> [Exercise]
Transcribe every entry word for word, but skip the images.

> [Provided data]
- - - - - - -
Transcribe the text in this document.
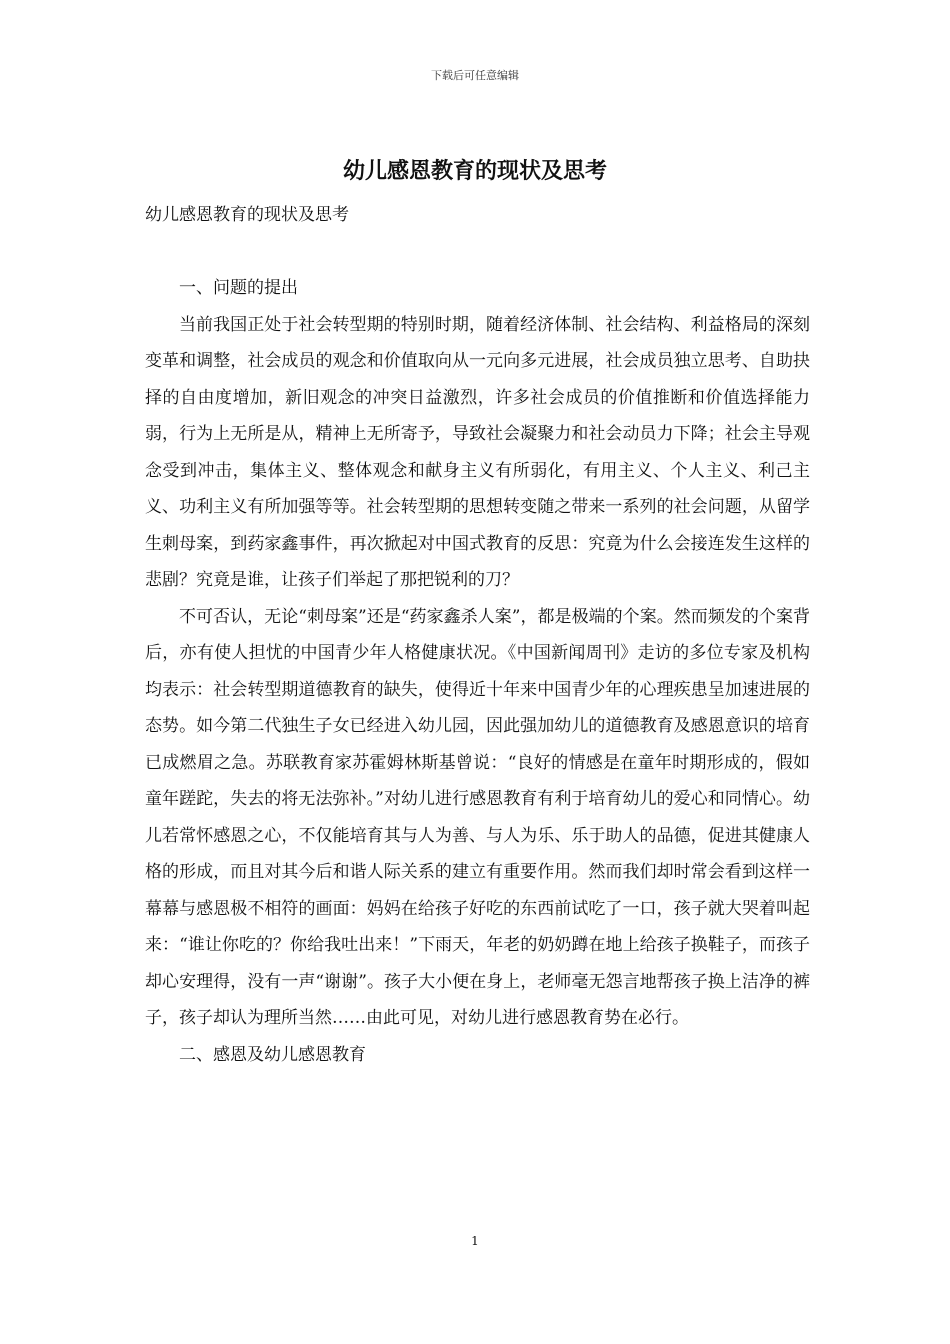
下载后可任意编辑
幼儿感恩教育的现状及思考

幼儿感恩教育的现状及思考

一、问题的提出

当前我国正处于社会转型期的特别时期，随着经济体制、社会结构、利益格局的深刻变革和调整，社会成员的观念和价值取向从一元向多元进展，社会成员独立思考、自助抉择的自由度增加，新旧观念的冲突日益激烈，许多社会成员的价值推断和价值选择能力弱，行为上无所是从，精神上无所寄予，导致社会凝聚力和社会动员力下降；社会主导观念受到冲击，集体主义、整体观念和献身主义有所弱化，有用主义、个人主义、利己主义、功利主义有所加强等等。社会转型期的思想转变随之带来一系列的社会问题，从留学生刺母案，到药家鑫事件，再次掀起对中国式教育的反思：究竟为什么会接连发生这样的悲剧？究竟是谁，让孩子们举起了那把锐利的刀？

不可否认，无论“刺母案”还是“药家鑫杀人案”，都是极端的个案。然而频发的个案背后，亦有使人担忧的中国青少年人格健康状况。《中国新闻周刊》走访的多位专家及机构均表示：社会转型期道德教育的缺失，使得近十年来中国青少年的心理疾患呈加速进展的态势。如今第二代独生子女已经进入幼儿园，因此强加幼儿的道德教育及感恩意识的培育已成燃眉之急。苏联教育家苏霍姆林斯基曾说：“良好的情感是在童年时期形成的，假如童年蹉跎，失去的将无法弥补。”对幼儿进行感恩教育有利于培育幼儿的爱心和同情心。幼儿若常怀感恩之心，不仅能培育其与人为善、与人为乐、乐于助人的品德，促进其健康人格的形成，而且对其今后和谐人际关系的建立有重要作用。然而我们却时常会看到这样一幕幕与感恩极不相符的画面：妈妈在给孩子好吃的东西前试吃了一口，孩子就大哭着叫起来：“谁让你吃的？你给我吐出来！”下雨天，年老的奶奶蹲在地上给孩子换鞋子，而孩子却心安理得，没有一声“谢谢”。孩子大小便在身上，老师毫无怨言地帮孩子换上洁净的裤子，孩子却认为理所当然……由此可见，对幼儿进行感恩教育势在必行。

二、感恩及幼儿感恩教育

1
- - - - - - -
> [Correct result]
Transcribe the text in this document.
下载后可任意编辑
幼儿感恩教育的现状及思考

幼儿感恩教育的现状及思考

一、问题的提出

当前我国正处于社会转型期的特别时期，随着经济体制、社会结构、利益格局的深刻变革和调整，社会成员的观念和价值取向从一元向多元进展，社会成员独立思考、自助抉择的自由度增加，新旧观念的冲突日益激烈，许多社会成员的价值推断和价值选择能力弱，行为上无所是从，精神上无所寄予，导致社会凝聚力和社会动员力下降；社会主导观念受到冲击，集体主义、整体观念和献身主义有所弱化，有用主义、个人主义、利己主义、功利主义有所加强等等。社会转型期的思想转变随之带来一系列的社会问题，从留学生刺母案，到药家鑫事件，再次掀起对中国式教育的反思：究竟为什么会接连发生这样的悲剧？究竟是谁，让孩子们举起了那把锐利的刀？

不可否认，无论“刺母案”还是“药家鑫杀人案”，都是极端的个案。然而频发的个案背后，亦有使人担忧的中国青少年人格健康状况。《中国新闻周刊》走访的多位专家及机构均表示：社会转型期道德教育的缺失，使得近十年来中国青少年的心理疾患呈加速进展的态势。如今第二代独生子女已经进入幼儿园，因此强加幼儿的道德教育及感恩意识的培育已成燃眉之急。苏联教育家苏霍姆林斯基曾说：“良好的情感是在童年时期形成的，假如童年蹉跎，失去的将无法弥补。”对幼儿进行感恩教育有利于培育幼儿的爱心和同情心。幼儿若常怀感恩之心，不仅能培育其与人为善、与人为乐、乐于助人的品德，促进其健康人格的形成，而且对其今后和谐人际关系的建立有重要作用。然而我们却时常会看到这样一幕幕与感恩极不相符的画面：妈妈在给孩子好吃的东西前试吃了一口，孩子就大哭着叫起来：“谁让你吃的？你给我吐出来！”下雨天，年老的奶奶蹲在地上给孩子换鞋子，而孩子却心安理得，没有一声“谢谢”。孩子大小便在身上，老师毫无怨言地帮孩子换上洁净的裤子，孩子却认为理所当然……由此可见，对幼儿进行感恩教育势在必行。

二、感恩及幼儿感恩教育

1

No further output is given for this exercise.